- **The problem**:
Retype each record shown below, leaving every character as it is.

Rows from a dataset:
........

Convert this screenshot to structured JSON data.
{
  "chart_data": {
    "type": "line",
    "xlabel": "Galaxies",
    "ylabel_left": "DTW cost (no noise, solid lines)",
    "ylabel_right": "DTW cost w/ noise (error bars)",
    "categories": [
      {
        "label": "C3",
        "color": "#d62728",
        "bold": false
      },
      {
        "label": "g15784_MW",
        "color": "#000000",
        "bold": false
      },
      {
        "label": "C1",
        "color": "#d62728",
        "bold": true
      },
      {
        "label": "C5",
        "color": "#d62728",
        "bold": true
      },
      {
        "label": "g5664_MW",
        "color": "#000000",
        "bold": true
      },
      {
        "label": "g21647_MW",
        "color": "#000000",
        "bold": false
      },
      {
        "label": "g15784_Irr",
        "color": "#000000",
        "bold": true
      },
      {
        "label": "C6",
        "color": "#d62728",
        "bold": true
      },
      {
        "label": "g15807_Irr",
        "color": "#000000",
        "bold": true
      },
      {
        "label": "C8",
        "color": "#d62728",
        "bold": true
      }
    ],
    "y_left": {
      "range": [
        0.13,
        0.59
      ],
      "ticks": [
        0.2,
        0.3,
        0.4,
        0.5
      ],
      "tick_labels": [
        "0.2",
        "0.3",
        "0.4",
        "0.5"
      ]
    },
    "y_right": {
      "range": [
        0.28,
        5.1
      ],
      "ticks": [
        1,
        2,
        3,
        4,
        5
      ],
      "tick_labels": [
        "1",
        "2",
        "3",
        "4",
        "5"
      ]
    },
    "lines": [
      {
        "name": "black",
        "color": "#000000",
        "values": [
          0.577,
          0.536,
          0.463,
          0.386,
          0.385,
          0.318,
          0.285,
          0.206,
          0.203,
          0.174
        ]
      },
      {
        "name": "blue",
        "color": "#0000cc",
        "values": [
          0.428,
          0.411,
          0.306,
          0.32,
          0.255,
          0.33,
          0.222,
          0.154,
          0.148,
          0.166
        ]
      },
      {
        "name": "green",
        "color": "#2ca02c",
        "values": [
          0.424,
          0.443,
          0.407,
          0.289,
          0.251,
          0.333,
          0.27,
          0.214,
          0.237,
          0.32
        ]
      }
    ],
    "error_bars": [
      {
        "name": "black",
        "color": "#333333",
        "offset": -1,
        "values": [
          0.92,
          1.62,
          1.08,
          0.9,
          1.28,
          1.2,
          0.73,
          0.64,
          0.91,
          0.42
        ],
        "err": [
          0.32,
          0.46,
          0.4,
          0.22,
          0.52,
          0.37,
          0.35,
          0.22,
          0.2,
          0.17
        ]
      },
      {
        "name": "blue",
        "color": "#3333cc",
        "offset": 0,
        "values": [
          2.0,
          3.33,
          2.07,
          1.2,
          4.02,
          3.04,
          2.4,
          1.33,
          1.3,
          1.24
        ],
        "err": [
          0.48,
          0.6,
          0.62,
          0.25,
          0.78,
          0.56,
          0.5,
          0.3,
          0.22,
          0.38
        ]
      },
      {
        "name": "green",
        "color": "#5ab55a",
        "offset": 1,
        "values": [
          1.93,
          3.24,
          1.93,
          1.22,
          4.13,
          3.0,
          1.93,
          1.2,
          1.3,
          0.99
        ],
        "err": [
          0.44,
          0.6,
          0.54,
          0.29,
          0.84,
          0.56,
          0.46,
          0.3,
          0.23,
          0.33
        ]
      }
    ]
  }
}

........

- **Output for this exercise**:
Convert this screenshot to structured JSON data.
{
  "chart_data": {
    "type": "line",
    "xlabel": "Galaxies",
    "ylabel_left": "DTW cost (no noise, solid lines)",
    "ylabel_right": "DTW cost w/ noise (error bars)",
    "categories": [
      {
        "label": "C3",
        "color": "#d62728",
        "bold": false
      },
      {
        "label": "g15784_MW",
        "color": "#000000",
        "bold": false
      },
      {
        "label": "C1",
        "color": "#d62728",
        "bold": true
      },
      {
        "label": "C5",
        "color": "#d62728",
        "bold": true
      },
      {
        "label": "g5664_MW",
        "color": "#000000",
        "bold": true
      },
      {
        "label": "g21647_MW",
        "color": "#000000",
        "bold": false
      },
      {
        "label": "g15784_Irr",
        "color": "#000000",
        "bold": true
      },
      {
        "label": "C6",
        "color": "#d62728",
        "bold": true
      },
      {
        "label": "g15807_Irr",
        "color": "#000000",
        "bold": true
      },
      {
        "label": "C8",
        "color": "#d62728",
        "bold": true
      }
    ],
    "y_left": {
      "range": [
        0.13,
        0.59
      ],
      "ticks": [
        0.2,
        0.3,
        0.4,
        0.5
      ],
      "tick_labels": [
        "0.2",
        "0.3",
        "0.4",
        "0.5"
      ]
    },
    "y_right": {
      "range": [
        0.28,
        5.1
      ],
      "ticks": [
        1,
        2,
        3,
        4,
        5
      ],
      "tick_labels": [
        "1",
        "2",
        "3",
        "4",
        "5"
      ]
    },
    "lines": [
      {
        "name": "black",
        "color": "#000000",
        "values": [
          0.577,
          0.536,
          0.463,
          0.386,
          0.385,
          0.318,
          0.285,
          0.206,
          0.203,
          0.174
        ]
      },
      {
        "name": "blue",
        "color": "#0000cc",
        "values": [
          0.428,
          0.411,
          0.306,
          0.32,
          0.255,
          0.33,
          0.222,
          0.154,
          0.148,
          0.166
        ]
      },
      {
        "name": "green",
        "color": "#2ca02c",
        "values": [
          0.424,
          0.443,
          0.407,
          0.289,
          0.251,
          0.333,
          0.27,
          0.214,
          0.237,
          0.32
        ]
      }
    ],
    "error_bars": [
      {
        "name": "black",
        "color": "#333333",
        "offset": -1,
        "values": [
          0.92,
          1.62,
          1.08,
          0.9,
          1.28,
          1.2,
          0.73,
          0.64,
          0.91,
          0.42
        ],
        "err": [
          0.32,
          0.46,
          0.4,
          0.22,
          0.52,
          0.37,
          0.35,
          0.22,
          0.2,
          0.17
        ]
      },
      {
        "name": "blue",
        "color": "#3333cc",
        "offset": 0,
        "values": [
          2.0,
          3.33,
          2.07,
          1.2,
          4.02,
          3.04,
          2.4,
          1.33,
          1.3,
          1.24
        ],
        "err": [
          0.48,
          0.6,
          0.62,
          0.25,
          0.78,
          0.56,
          0.5,
          0.3,
          0.22,
          0.38
        ]
      },
      {
        "name": "green",
        "color": "#5ab55a",
        "offset": 1,
        "values": [
          1.93,
          3.24,
          1.93,
          1.22,
          4.13,
          3.0,
          1.93,
          1.2,
          1.3,
          0.99
        ],
        "err": [
          0.44,
          0.6,
          0.54,
          0.29,
          0.84,
          0.56,
          0.46,
          0.3,
          0.23,
          0.33
        ]
      }
    ]
  }
}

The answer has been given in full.